> REQUIRED TASK:
How many lines of these entries include the string "Mean"? State the number alone.

[THE INPUT start]

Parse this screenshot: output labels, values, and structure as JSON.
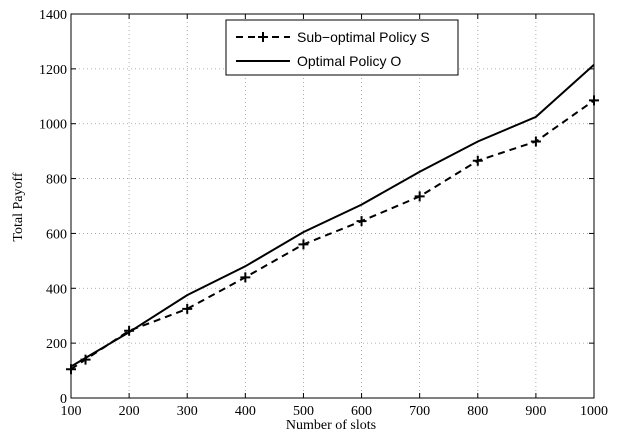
{
  "chart_data": {
    "type": "line",
    "title": "",
    "xlabel": "Number of slots",
    "ylabel": "Total Payoff",
    "xlim": [
      100,
      1000
    ],
    "ylim": [
      0,
      1400
    ],
    "x_ticks": [
      "100",
      "200",
      "300",
      "400",
      "500",
      "600",
      "700",
      "800",
      "900",
      "1000"
    ],
    "y_ticks": [
      "0",
      "200",
      "400",
      "600",
      "800",
      "1000",
      "1200",
      "1400"
    ],
    "grid": true,
    "legend_position": "top-center",
    "series": [
      {
        "name": "Sub−optimal Policy S",
        "style": "dashed",
        "marker": "plus",
        "color": "#000000",
        "x": [
          100,
          125,
          200,
          300,
          400,
          500,
          600,
          700,
          800,
          900,
          1000
        ],
        "y": [
          105,
          140,
          245,
          325,
          440,
          560,
          645,
          735,
          865,
          935,
          1085
        ]
      },
      {
        "name": "Optimal Policy O",
        "style": "solid",
        "marker": "none",
        "color": "#000000",
        "x": [
          100,
          200,
          300,
          400,
          500,
          600,
          700,
          800,
          900,
          1000
        ],
        "y": [
          115,
          240,
          375,
          480,
          605,
          705,
          825,
          935,
          1025,
          1215
        ]
      }
    ]
  }
}
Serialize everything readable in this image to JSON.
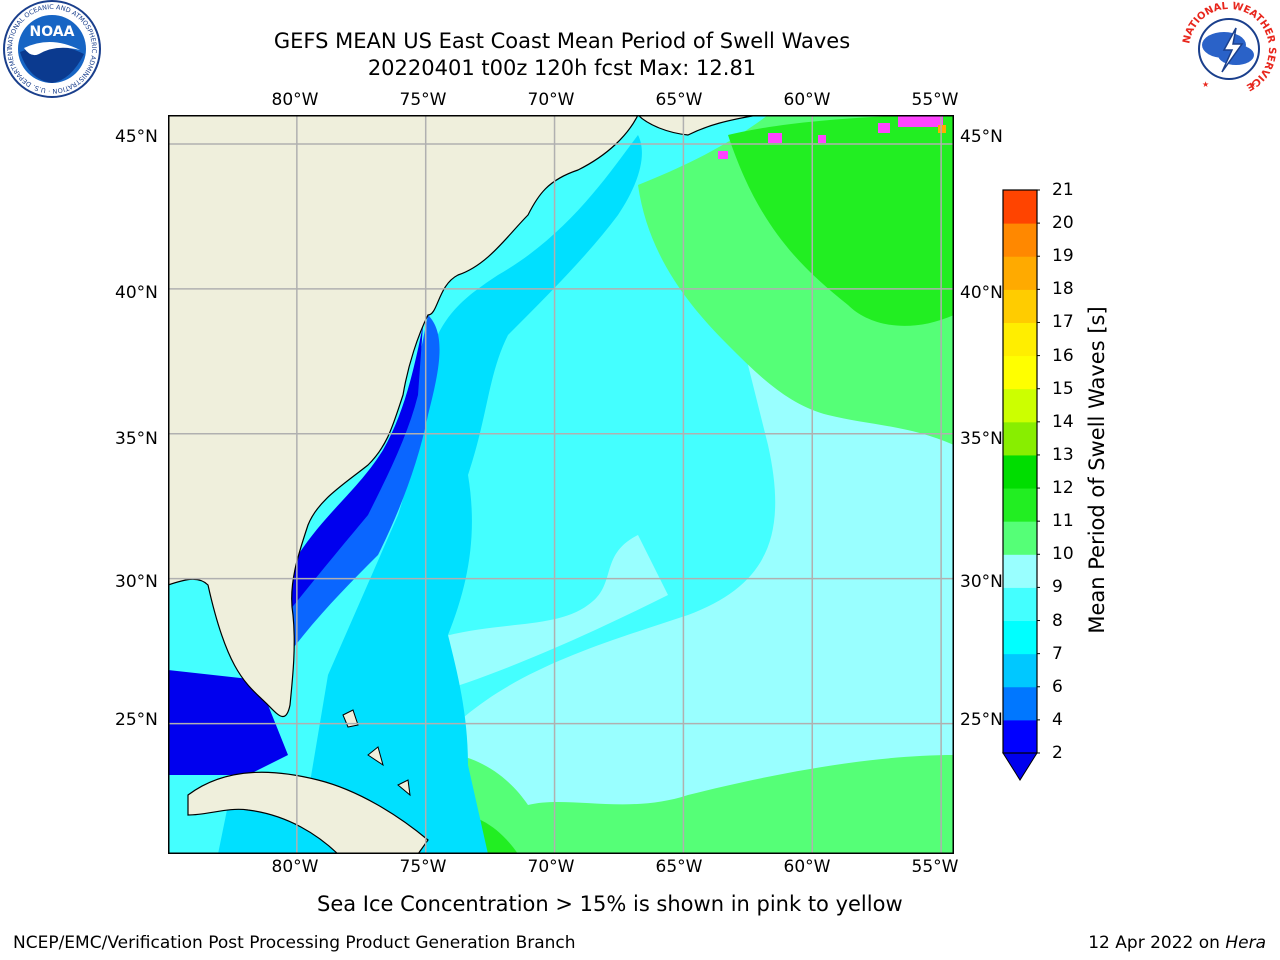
{
  "header": {
    "title_line1": "GEFS MEAN US East Coast Mean Period of Swell Waves",
    "title_line2": "20220401 t00z 120h fcst   Max: 12.81"
  },
  "map": {
    "lon_labels": [
      "80°W",
      "75°W",
      "70°W",
      "65°W",
      "60°W",
      "55°W"
    ],
    "lat_labels": [
      "45°N",
      "40°N",
      "35°N",
      "30°N",
      "25°N"
    ],
    "lon_range": [
      -85,
      -54.5
    ],
    "lat_range": [
      20.5,
      46
    ]
  },
  "colorbar": {
    "title": "Mean Period of Swell Waves [s]",
    "levels": [
      "2",
      "4",
      "6",
      "7",
      "8",
      "9",
      "10",
      "11",
      "12",
      "13",
      "14",
      "15",
      "16",
      "17",
      "18",
      "19",
      "20",
      "21"
    ],
    "colors": [
      "#0000ff",
      "#0077ff",
      "#00c8ff",
      "#00ffff",
      "#44ffff",
      "#99ffff",
      "#55ff77",
      "#22ee22",
      "#00dd00",
      "#88ee00",
      "#ccff00",
      "#ffff00",
      "#ffee00",
      "#ffcc00",
      "#ffaa00",
      "#ff8800",
      "#ff4400",
      "#ff0000"
    ]
  },
  "caption": "Sea Ice Concentration > 15% is shown in pink to yellow",
  "footer": {
    "left": "NCEP/EMC/Verification Post Processing Product Generation Branch",
    "date": "12 Apr 2022 on ",
    "machine": "Hera"
  },
  "logos": {
    "noaa_text": "NOAA",
    "noaa_ring": "NATIONAL OCEANIC AND ATMOSPHERIC ADMINISTRATION · U.S. DEPARTMENT OF COMMERCE",
    "nws_ring": "NATIONAL WEATHER SERVICE"
  },
  "palette": {
    "land": "#efefdc",
    "grid": "#b0b0b0",
    "ocean_main": "#44ffff",
    "ocean_light": "#99ffff",
    "ocean_mid": "#00e0ff",
    "ocean_deep": "#0000ee",
    "ocean_blue": "#0a66ff",
    "green_light": "#55ff77",
    "green": "#22ee22",
    "ice_pink": "#ff44ff"
  }
}
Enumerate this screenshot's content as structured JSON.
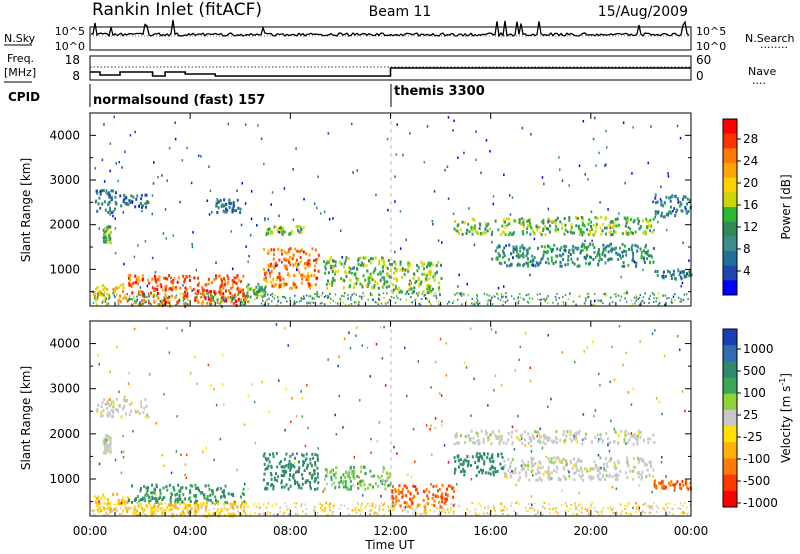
{
  "header": {
    "station": "Rankin Inlet (fitACF)",
    "beam": "Beam 11",
    "date": "15/Aug/2009"
  },
  "nsky_panel": {
    "left_label": "N.Sky",
    "left_ticks": [
      "10^5",
      "10^0"
    ],
    "right_ticks": [
      "10^5",
      "10^0"
    ],
    "right_label": "N.Search",
    "right_legend": "........"
  },
  "freq_panel": {
    "left_label_1": "Freq.",
    "left_label_2": "[MHz]",
    "left_ticks": [
      "18",
      "8"
    ],
    "right_ticks": [
      "60",
      "0"
    ],
    "right_label": "Nave",
    "right_legend": "....",
    "cpid_label": "CPID"
  },
  "cpid": [
    {
      "label": "normalsound (fast) 157",
      "start_hour": 0
    },
    {
      "label": "themis 3300",
      "start_hour": 12
    }
  ],
  "axes": {
    "ylabel": "Slant Range [km]",
    "yticks": [
      "4000",
      "3000",
      "2000",
      "1000"
    ],
    "xticks": [
      "00:00",
      "04:00",
      "08:00",
      "12:00",
      "16:00",
      "20:00",
      "00:00"
    ],
    "xlabel": "Time UT"
  },
  "power_colorbar": {
    "label": "Power [dB]",
    "ticks": [
      "28",
      "24",
      "20",
      "16",
      "12",
      "8",
      "4"
    ],
    "colors": [
      "#ff0000",
      "#ff3300",
      "#ff7a00",
      "#ffa500",
      "#ffd000",
      "#c8d800",
      "#2eb82e",
      "#2f8a57",
      "#3d8c8c",
      "#1f6f9c",
      "#1f45b0",
      "#0000ff"
    ]
  },
  "velocity_colorbar": {
    "label": "Velocity [m s^-1]",
    "ticks": [
      "1000",
      "500",
      "100",
      "25",
      "-25",
      "-100",
      "-500",
      "-1000"
    ],
    "colors": [
      "#1a3fb5",
      "#2d6db0",
      "#2e8a6a",
      "#3aa85a",
      "#8fd33c",
      "#c8c8c8",
      "#ffe000",
      "#ffb000",
      "#ff7a00",
      "#ff3a00",
      "#ff0000"
    ]
  },
  "chart_data": [
    {
      "type": "heatmap",
      "title": "",
      "xlabel": "",
      "ylabel": "Slant Range [km]",
      "xlim": [
        0,
        24
      ],
      "ylim": [
        180,
        4500
      ],
      "value_label": "Power [dB]",
      "regions": [
        {
          "t0": 1.5,
          "t1": 6.2,
          "r0": 200,
          "r1": 900,
          "value": 26
        },
        {
          "t0": 0.1,
          "t1": 1.5,
          "r0": 300,
          "r1": 700,
          "value": 20
        },
        {
          "t0": 6.2,
          "t1": 7.0,
          "r0": 400,
          "r1": 700,
          "value": 12
        },
        {
          "t0": 6.9,
          "t1": 9.1,
          "r0": 600,
          "r1": 1500,
          "value": 24
        },
        {
          "t0": 9.3,
          "t1": 12.0,
          "r0": 600,
          "r1": 1300,
          "value": 14
        },
        {
          "t0": 12.0,
          "t1": 14.0,
          "r0": 500,
          "r1": 1200,
          "value": 14
        },
        {
          "t0": 14.5,
          "t1": 22.5,
          "r0": 1800,
          "r1": 2200,
          "value": 14
        },
        {
          "t0": 16.0,
          "t1": 22.5,
          "r0": 1100,
          "r1": 1600,
          "value": 9
        },
        {
          "t0": 0.2,
          "t1": 1.0,
          "r0": 2300,
          "r1": 2800,
          "value": 7
        },
        {
          "t0": 1.0,
          "t1": 2.3,
          "r0": 2400,
          "r1": 2700,
          "value": 7
        },
        {
          "t0": 0.5,
          "t1": 0.8,
          "r0": 1600,
          "r1": 2000,
          "value": 12
        },
        {
          "t0": 5.0,
          "t1": 6.0,
          "r0": 2300,
          "r1": 2600,
          "value": 7
        },
        {
          "t0": 22.5,
          "t1": 24.0,
          "r0": 2200,
          "r1": 2700,
          "value": 8
        },
        {
          "t0": 22.5,
          "t1": 24.0,
          "r0": 800,
          "r1": 1000,
          "value": 8
        },
        {
          "t0": 7.0,
          "t1": 8.5,
          "r0": 1800,
          "r1": 2000,
          "value": 14
        }
      ]
    },
    {
      "type": "heatmap",
      "title": "",
      "xlabel": "Time UT",
      "ylabel": "Slant Range [km]",
      "xlim": [
        0,
        24
      ],
      "ylim": [
        180,
        4500
      ],
      "value_label": "Velocity [m s^-1]",
      "regions": [
        {
          "t0": 0.1,
          "t1": 1.5,
          "r0": 300,
          "r1": 700,
          "value": -100
        },
        {
          "t0": 1.5,
          "t1": 6.2,
          "r0": 500,
          "r1": 900,
          "value": 100
        },
        {
          "t0": 1.5,
          "t1": 6.2,
          "r0": 200,
          "r1": 500,
          "value": -100
        },
        {
          "t0": 6.9,
          "t1": 9.1,
          "r0": 800,
          "r1": 1600,
          "value": 200
        },
        {
          "t0": 9.3,
          "t1": 12.0,
          "r0": 800,
          "r1": 1300,
          "value": 50
        },
        {
          "t0": 12.0,
          "t1": 14.5,
          "r0": 400,
          "r1": 900,
          "value": -500
        },
        {
          "t0": 14.5,
          "t1": 16.5,
          "r0": 1100,
          "r1": 1600,
          "value": 200
        },
        {
          "t0": 14.5,
          "t1": 22.5,
          "r0": 1800,
          "r1": 2100,
          "value": 0
        },
        {
          "t0": 16.5,
          "t1": 22.5,
          "r0": 1000,
          "r1": 1500,
          "value": 0
        },
        {
          "t0": 0.2,
          "t1": 2.3,
          "r0": 2400,
          "r1": 2800,
          "value": 0
        },
        {
          "t0": 0.5,
          "t1": 0.8,
          "r0": 1600,
          "r1": 2000,
          "value": 0
        },
        {
          "t0": 22.5,
          "t1": 24.0,
          "r0": 800,
          "r1": 1000,
          "value": -500
        }
      ]
    }
  ]
}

[THE INPUT end]

> ANSWER TO THIS TASK:
2